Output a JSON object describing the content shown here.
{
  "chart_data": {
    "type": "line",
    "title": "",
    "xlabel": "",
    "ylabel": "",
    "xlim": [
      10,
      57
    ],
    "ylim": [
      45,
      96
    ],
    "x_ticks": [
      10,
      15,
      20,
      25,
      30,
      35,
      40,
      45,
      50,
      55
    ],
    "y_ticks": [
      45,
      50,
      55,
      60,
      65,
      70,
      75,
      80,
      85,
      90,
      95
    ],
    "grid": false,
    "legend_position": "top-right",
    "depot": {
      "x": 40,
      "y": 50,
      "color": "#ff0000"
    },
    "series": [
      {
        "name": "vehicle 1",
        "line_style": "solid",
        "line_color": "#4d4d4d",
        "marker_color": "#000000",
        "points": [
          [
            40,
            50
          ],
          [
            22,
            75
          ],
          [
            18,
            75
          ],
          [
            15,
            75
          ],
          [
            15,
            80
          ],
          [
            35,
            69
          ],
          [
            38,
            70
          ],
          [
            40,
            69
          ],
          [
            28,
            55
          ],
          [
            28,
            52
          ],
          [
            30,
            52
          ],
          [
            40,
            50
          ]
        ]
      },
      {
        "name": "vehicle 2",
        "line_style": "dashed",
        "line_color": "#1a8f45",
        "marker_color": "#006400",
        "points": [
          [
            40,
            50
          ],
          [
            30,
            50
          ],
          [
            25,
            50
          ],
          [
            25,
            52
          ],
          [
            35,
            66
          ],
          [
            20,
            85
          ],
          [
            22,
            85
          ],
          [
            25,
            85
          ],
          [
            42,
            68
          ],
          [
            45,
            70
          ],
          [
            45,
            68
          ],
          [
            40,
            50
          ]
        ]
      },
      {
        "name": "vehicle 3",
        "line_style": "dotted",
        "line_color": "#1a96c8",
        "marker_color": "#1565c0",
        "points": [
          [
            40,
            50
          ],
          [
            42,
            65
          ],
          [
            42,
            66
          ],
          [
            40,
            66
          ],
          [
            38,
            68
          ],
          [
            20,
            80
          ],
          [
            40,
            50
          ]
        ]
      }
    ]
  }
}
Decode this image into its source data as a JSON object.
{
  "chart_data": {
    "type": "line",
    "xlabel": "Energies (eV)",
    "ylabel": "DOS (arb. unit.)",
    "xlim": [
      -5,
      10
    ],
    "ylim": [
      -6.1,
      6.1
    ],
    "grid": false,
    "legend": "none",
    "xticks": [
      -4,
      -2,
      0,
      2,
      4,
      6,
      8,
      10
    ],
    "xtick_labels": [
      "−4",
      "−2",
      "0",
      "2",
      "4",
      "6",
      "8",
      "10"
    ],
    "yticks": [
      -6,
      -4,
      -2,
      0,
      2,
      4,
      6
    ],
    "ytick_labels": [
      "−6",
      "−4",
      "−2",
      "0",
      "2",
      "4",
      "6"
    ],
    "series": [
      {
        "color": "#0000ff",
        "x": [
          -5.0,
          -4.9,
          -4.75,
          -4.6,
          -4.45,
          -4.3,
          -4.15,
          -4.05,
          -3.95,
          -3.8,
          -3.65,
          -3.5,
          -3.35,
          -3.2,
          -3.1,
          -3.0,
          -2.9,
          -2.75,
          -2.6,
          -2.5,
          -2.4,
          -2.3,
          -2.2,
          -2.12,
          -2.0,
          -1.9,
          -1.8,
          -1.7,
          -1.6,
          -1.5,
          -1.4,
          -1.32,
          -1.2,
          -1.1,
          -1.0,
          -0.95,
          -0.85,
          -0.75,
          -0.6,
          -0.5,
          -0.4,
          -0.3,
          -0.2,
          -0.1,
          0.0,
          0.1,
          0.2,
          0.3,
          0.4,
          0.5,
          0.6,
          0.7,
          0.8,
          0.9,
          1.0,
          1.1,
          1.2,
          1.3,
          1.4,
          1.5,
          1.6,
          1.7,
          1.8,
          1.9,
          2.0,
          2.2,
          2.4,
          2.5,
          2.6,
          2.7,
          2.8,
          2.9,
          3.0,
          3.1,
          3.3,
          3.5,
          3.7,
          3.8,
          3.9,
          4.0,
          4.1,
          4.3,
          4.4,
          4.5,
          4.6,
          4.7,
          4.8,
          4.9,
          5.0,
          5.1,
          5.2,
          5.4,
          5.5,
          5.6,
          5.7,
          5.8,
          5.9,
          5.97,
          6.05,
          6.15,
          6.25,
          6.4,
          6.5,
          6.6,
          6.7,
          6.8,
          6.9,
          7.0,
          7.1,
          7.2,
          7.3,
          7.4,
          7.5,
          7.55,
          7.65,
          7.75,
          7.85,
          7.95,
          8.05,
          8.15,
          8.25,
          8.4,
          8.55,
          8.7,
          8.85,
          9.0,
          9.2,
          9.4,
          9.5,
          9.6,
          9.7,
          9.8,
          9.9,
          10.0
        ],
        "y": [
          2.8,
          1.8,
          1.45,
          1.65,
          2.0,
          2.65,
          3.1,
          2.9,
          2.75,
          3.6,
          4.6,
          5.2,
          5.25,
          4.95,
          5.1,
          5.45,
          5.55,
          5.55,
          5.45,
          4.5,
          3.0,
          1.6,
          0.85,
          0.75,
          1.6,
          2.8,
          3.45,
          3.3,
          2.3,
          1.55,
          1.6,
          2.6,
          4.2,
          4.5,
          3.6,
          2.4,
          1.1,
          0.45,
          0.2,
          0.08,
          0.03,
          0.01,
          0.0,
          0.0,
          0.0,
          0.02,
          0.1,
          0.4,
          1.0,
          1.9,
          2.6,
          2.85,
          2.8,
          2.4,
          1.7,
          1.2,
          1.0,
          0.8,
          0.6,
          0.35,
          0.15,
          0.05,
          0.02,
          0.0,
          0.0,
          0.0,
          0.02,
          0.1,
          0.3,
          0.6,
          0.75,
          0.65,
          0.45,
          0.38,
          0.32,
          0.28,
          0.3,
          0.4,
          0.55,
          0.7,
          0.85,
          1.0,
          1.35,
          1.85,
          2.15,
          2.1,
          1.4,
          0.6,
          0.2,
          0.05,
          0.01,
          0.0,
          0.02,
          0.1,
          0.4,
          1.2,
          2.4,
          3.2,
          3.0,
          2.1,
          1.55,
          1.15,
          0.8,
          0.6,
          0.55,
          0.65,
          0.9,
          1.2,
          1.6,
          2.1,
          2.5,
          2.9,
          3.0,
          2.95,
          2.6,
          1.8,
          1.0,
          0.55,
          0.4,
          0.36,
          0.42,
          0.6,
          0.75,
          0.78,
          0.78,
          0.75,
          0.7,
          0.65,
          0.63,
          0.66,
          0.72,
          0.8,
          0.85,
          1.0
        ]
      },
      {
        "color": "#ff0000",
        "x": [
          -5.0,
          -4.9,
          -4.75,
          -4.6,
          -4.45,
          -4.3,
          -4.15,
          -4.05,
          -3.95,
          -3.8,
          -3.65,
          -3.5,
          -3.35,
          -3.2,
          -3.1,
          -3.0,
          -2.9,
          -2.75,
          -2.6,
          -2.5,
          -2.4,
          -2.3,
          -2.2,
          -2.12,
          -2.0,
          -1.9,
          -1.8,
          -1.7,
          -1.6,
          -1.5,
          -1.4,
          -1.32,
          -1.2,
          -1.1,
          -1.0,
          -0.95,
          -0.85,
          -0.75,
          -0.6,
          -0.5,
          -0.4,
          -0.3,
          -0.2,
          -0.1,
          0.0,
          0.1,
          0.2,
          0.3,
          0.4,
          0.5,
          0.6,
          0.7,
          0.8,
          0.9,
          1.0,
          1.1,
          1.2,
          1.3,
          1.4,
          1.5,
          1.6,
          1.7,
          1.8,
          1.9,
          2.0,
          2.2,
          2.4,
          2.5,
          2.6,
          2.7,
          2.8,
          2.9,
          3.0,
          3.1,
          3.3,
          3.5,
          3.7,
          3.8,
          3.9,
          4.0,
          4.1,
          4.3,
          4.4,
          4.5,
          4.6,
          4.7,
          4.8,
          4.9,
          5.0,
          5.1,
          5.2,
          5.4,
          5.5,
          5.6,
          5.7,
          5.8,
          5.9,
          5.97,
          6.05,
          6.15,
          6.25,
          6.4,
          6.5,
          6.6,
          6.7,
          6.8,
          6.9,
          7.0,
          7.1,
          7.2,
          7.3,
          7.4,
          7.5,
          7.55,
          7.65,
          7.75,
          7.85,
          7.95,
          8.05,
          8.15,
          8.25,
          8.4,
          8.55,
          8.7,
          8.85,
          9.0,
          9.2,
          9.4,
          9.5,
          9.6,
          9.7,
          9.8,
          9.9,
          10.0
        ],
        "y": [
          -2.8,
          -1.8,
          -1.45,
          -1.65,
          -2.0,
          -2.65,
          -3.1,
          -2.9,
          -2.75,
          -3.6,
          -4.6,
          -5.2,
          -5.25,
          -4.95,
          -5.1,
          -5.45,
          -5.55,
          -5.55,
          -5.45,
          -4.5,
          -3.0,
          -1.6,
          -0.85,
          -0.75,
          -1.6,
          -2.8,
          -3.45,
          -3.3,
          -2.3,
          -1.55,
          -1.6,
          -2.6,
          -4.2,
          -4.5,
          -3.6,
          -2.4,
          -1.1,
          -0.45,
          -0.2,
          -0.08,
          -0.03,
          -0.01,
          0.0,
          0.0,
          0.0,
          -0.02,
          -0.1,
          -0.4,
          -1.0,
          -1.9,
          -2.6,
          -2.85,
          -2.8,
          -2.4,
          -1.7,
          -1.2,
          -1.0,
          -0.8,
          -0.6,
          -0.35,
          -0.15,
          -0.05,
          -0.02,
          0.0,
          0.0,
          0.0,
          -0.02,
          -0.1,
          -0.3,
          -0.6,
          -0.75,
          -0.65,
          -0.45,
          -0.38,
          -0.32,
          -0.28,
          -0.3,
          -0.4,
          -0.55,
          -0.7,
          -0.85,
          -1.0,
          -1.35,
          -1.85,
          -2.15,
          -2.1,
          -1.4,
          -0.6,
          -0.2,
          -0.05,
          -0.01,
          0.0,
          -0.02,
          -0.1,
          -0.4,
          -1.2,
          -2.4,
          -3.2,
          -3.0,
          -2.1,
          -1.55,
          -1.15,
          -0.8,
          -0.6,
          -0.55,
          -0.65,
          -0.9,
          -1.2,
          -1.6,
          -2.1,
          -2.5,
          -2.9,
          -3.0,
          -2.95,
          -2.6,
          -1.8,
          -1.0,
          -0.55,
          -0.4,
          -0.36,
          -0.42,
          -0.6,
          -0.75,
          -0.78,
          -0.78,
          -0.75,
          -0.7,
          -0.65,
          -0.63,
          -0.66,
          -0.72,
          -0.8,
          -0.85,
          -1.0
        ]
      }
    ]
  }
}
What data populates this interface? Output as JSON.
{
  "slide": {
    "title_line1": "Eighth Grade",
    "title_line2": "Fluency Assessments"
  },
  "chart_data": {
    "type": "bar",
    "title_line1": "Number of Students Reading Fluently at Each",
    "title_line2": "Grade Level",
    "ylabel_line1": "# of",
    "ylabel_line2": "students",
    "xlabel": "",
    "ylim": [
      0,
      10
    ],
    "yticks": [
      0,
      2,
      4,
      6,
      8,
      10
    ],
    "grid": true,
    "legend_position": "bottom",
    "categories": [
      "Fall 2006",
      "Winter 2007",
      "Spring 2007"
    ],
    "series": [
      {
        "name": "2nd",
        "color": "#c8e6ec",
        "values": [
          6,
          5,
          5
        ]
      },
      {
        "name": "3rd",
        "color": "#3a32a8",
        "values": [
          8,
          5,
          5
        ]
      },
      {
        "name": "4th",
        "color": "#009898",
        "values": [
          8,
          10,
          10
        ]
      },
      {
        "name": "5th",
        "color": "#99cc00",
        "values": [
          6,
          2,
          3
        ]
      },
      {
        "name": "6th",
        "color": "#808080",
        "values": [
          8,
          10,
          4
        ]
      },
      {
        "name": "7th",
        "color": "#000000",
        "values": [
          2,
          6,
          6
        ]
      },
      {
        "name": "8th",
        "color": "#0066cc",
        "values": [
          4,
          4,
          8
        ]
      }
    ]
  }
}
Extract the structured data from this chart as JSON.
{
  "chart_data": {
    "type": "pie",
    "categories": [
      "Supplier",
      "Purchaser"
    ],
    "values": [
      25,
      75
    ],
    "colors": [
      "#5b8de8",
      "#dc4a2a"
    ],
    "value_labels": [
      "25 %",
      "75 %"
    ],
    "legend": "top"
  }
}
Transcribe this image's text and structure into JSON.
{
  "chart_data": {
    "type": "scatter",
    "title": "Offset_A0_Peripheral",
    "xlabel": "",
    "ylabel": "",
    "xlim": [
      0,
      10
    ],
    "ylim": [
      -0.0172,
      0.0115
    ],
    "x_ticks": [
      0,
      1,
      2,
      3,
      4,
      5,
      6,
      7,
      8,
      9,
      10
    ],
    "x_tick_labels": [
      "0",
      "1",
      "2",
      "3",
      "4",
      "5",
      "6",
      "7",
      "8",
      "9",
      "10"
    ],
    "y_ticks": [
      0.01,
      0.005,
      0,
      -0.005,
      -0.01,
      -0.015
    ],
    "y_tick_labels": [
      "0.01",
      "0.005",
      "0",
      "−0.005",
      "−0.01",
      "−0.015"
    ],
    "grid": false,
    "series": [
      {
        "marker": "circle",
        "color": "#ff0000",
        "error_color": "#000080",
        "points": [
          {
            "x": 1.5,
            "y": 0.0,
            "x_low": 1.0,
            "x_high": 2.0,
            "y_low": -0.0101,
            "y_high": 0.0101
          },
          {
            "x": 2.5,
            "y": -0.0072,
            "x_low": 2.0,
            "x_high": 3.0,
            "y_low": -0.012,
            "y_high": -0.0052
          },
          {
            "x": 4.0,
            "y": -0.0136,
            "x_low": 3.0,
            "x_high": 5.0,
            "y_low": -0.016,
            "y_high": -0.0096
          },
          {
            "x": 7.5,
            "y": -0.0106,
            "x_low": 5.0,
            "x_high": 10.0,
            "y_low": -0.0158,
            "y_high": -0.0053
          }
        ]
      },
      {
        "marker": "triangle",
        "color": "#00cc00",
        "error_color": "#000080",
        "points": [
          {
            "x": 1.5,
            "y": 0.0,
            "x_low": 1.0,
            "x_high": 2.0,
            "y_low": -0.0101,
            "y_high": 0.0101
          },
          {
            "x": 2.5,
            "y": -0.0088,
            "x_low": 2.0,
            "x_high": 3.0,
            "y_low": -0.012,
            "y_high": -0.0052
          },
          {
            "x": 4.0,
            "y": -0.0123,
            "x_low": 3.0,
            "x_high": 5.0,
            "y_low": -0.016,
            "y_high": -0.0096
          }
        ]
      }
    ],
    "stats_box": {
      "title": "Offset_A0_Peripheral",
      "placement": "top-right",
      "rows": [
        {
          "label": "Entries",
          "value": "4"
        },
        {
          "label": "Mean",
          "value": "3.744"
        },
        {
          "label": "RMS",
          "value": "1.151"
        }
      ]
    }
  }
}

**AIM OF THE EXERCISE**
Within the data above, pick out all lines holding the word "right".

**SOLUTION TO THE EXERCISE**
    "legend_position": "top-right",
      "placement": "top-right",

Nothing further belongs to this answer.